It most manifestly appeared that the process of the United States commissioner was issued by an officer in the course of judicial proceedings before him. This has not in any manner been questioned. By the most liberal construction that can be given to the six classes of cases under which a prisoner may be discharged, not one can be found within which the case before Judge McAfee could be brought. These provisions plainly repudiate the discharge of the prisoner. Such a law as the one quoted, and the enforcement thereof, is an absolute necessity, for where would the interference stop if judicial officers, who had the right to issue the writ of habeas corpus, had nothing to guide them but their own discretion? Every jail in the land would be emptied if it was not for such or similar provisions of law limiting and restraining the exercise of judicial discretion.

It is asked, is it supposable that a United States commissioner can take a citizen of a state, and he have no redress through its own legal tribunals? Under our system we are citizens of the general government first, and as such we owe paramount allegiance to it. It is a mistake to suppose that the national government operates on citizens of a state. It operates on its own citizens, and enforces its laws upon them as such. But this danger of oppression from the national government is more imaginary than real. Thus, for instance, there are not less than three judges who could have fully examined into and corrected any error which the United States commissioner might have committed. The judges of the Eastern and Western districts, in their capacity as circuit court judges, could have acted besides the circuit court judge proper. Missouri is most favorably situated in respect to the national judiciary. If the people of one district should from any cause distrust the judge of their own district, they need only apply to the other, who as circuit judge has jurisdiction over the whole state. Reference has been made to the concurrent jurisdiction in many cases exercised by the federal and state judiciary, and the case in which the present proceeding had its origin is one of that class. The debasing of the currency of the country is an evil which affects all alike, citizens of the state as well as of the United States. Is it strange that congress and state legislatures should be alike willing to provide a remedy? In applying such remedy no conflict can ever arise, for the well-known rule is, to leave jurisdiction to the tribunal first obtaining it. Had Samuel Snow in this case been arrested by state authority, no one would ever have thought of disturbing or interfering with the rightfully-acquired jurisdiction. To deduce from these concessions the right of the state judiciary to interfere with first and rightfully-obtained jurisdiction of the United States, would be the reversing of both the intent and legal rule.

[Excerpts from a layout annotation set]
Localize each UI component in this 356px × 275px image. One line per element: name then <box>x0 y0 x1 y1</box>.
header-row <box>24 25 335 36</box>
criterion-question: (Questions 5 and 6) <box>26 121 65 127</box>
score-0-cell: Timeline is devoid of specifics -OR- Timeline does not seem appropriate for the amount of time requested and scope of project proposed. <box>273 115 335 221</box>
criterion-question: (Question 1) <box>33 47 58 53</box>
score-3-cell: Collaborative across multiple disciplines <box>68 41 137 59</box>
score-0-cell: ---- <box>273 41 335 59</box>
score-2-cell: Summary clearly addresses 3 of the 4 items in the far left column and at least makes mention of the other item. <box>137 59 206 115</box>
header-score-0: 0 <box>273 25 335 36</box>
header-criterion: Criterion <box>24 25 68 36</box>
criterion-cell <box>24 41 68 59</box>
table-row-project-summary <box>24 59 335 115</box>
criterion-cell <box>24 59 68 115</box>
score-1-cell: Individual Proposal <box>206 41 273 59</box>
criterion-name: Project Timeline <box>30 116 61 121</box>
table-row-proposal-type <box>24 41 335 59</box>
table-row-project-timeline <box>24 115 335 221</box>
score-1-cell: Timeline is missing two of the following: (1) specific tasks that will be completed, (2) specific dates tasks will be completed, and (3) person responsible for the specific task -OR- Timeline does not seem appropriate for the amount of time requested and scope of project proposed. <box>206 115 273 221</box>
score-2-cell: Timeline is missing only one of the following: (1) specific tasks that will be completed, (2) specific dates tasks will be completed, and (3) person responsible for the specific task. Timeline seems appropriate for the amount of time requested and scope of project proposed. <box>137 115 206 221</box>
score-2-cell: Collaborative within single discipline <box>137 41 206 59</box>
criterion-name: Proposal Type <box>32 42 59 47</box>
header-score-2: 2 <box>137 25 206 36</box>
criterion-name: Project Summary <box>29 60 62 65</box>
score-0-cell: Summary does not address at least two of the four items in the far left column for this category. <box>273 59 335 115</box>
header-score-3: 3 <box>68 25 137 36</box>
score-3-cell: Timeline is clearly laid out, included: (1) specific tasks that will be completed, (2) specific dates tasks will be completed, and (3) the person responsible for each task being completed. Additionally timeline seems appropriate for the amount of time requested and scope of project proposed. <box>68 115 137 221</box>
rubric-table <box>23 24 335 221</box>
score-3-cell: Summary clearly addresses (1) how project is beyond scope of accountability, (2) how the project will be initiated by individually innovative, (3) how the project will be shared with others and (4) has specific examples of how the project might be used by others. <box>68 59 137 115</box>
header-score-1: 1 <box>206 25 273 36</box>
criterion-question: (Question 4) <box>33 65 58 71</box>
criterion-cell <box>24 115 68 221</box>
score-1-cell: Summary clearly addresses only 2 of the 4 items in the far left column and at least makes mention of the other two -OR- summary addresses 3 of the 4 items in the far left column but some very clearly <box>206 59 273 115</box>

-- SET EXERCISE 1 --
According to the court opinion excerpt, how many judges could have examined and corrected any error the United States commissioner might have committed?
-- SET EXERCISE 2 --
Copy word for word the lines of the listing from its first line through the line containing "score-1-cell: Timeline is", inclusive.

-- RIGHT ANSWER 1 --
Not less than three judges.

-- RIGHT ANSWER 2 --
Localize each UI component in this 356px × 275px image. One line per element: name then <box>x0 y0 x1 y1</box>.
header-row <box>24 25 335 36</box>
criterion-question: (Questions 5 and 6) <box>26 121 65 127</box>
score-0-cell: Timeline is devoid of specifics -OR- Timeline does not seem appropriate for the amount of time requested and scope of project proposed. <box>273 115 335 221</box>
criterion-question: (Question 1) <box>33 47 58 53</box>
score-3-cell: Collaborative across multiple disciplines <box>68 41 137 59</box>
score-0-cell: ---- <box>273 41 335 59</box>
score-2-cell: Summary clearly addresses 3 of the 4 items in the far left column and at least makes mention of the other item. <box>137 59 206 115</box>
header-score-0: 0 <box>273 25 335 36</box>
header-criterion: Criterion <box>24 25 68 36</box>
criterion-cell <box>24 41 68 59</box>
table-row-project-summary <box>24 59 335 115</box>
criterion-cell <box>24 59 68 115</box>
score-1-cell: Individual Proposal <box>206 41 273 59</box>
criterion-name: Project Timeline <box>30 116 61 121</box>
table-row-proposal-type <box>24 41 335 59</box>
table-row-project-timeline <box>24 115 335 221</box>
score-1-cell: Timeline is missing two of the following: (1) specific tasks that will be completed, (2) specific dates tasks will be completed, and (3) person responsible for the specific task -OR- Timeline does not seem appropriate for the amount of time requested and scope of project proposed. <box>206 115 273 221</box>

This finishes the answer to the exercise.